Give the number of lines in the data that contain "with", and nothing more.

**** Data section

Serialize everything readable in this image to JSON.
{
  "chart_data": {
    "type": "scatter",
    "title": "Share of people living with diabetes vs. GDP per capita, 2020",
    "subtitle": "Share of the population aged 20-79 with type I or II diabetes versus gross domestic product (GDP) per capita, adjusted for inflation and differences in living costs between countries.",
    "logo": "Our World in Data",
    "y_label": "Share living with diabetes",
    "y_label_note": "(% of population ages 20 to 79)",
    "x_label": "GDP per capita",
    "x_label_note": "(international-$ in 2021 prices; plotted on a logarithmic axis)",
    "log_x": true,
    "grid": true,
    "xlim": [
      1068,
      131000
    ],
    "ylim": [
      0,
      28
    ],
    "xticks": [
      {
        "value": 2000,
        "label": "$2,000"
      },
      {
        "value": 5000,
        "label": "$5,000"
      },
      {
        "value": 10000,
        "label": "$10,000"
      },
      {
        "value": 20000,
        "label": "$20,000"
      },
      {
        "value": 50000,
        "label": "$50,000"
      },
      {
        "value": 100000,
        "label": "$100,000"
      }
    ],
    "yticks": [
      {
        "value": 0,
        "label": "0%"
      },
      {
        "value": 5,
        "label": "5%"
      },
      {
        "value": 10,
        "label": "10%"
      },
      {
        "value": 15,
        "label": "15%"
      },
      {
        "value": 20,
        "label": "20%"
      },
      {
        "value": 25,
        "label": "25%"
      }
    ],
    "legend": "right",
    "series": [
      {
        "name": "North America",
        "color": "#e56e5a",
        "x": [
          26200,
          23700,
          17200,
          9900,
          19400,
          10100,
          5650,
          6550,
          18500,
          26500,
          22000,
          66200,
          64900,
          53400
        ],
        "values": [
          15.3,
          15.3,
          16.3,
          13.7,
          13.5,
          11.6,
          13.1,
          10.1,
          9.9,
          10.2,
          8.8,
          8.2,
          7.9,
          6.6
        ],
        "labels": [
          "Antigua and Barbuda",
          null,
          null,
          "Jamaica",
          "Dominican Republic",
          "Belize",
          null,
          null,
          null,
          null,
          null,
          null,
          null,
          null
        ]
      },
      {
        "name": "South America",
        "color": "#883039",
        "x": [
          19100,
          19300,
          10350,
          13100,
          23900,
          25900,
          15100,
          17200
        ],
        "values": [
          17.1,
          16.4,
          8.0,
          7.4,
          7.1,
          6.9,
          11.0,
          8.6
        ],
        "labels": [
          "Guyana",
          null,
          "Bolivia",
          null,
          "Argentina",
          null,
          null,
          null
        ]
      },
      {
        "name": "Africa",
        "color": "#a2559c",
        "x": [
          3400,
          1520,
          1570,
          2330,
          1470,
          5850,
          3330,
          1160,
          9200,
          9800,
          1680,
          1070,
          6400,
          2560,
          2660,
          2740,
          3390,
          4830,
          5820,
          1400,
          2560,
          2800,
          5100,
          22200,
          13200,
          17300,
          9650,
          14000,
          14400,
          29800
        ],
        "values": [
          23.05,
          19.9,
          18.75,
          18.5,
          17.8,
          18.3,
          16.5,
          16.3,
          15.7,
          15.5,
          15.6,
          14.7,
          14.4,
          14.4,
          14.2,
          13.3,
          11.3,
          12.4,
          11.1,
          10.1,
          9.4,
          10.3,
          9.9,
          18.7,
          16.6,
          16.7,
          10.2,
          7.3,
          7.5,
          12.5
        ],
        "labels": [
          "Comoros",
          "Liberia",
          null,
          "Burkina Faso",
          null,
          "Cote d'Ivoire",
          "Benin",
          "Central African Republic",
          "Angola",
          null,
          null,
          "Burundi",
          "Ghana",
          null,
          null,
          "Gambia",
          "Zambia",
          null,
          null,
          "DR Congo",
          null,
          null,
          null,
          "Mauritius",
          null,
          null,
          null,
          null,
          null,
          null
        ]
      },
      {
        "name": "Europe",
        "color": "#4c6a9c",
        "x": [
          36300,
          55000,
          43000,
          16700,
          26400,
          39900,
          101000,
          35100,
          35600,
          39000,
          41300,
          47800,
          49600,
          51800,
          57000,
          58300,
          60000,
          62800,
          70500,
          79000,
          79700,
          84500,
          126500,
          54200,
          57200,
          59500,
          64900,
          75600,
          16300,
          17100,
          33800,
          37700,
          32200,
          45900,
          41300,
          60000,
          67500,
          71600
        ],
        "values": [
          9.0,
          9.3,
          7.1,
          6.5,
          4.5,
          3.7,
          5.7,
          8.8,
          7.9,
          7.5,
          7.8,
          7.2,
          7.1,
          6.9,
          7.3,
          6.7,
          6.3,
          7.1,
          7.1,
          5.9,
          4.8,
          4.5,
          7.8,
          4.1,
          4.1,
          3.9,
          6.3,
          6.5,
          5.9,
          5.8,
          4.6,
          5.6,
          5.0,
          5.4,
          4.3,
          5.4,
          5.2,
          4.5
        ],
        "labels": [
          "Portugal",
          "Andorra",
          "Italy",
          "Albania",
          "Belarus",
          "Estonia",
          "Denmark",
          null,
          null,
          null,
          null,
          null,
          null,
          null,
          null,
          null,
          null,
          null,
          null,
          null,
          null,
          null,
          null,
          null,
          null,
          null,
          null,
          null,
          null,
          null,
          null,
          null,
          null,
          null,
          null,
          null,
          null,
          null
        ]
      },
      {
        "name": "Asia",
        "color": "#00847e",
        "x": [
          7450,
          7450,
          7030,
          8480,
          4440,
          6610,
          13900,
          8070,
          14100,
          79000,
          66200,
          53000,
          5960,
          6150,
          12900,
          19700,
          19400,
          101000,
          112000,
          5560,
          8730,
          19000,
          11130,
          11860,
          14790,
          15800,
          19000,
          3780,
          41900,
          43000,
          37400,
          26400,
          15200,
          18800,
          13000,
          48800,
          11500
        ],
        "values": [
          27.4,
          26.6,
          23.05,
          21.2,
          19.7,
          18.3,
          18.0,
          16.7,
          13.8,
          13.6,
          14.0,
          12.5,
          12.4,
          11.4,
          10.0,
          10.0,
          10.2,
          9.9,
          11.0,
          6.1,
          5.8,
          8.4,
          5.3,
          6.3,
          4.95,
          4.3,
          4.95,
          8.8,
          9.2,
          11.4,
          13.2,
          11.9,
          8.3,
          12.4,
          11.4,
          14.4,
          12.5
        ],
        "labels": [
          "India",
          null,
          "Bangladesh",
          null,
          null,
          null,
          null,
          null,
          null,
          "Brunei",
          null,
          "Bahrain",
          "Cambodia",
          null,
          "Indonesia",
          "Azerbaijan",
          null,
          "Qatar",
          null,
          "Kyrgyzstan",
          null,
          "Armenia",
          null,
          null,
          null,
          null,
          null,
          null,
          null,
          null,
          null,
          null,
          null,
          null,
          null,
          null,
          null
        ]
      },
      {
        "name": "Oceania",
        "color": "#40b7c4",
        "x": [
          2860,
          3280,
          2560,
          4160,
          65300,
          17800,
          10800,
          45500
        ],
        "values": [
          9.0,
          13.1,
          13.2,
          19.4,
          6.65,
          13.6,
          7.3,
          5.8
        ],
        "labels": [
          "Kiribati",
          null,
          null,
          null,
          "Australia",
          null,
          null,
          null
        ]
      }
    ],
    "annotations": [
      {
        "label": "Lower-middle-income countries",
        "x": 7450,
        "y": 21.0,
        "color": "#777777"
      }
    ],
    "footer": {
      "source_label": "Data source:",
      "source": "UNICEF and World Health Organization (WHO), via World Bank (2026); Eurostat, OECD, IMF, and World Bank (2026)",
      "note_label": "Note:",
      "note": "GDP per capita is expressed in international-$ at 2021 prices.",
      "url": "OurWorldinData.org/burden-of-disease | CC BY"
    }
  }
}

********

Task solution
3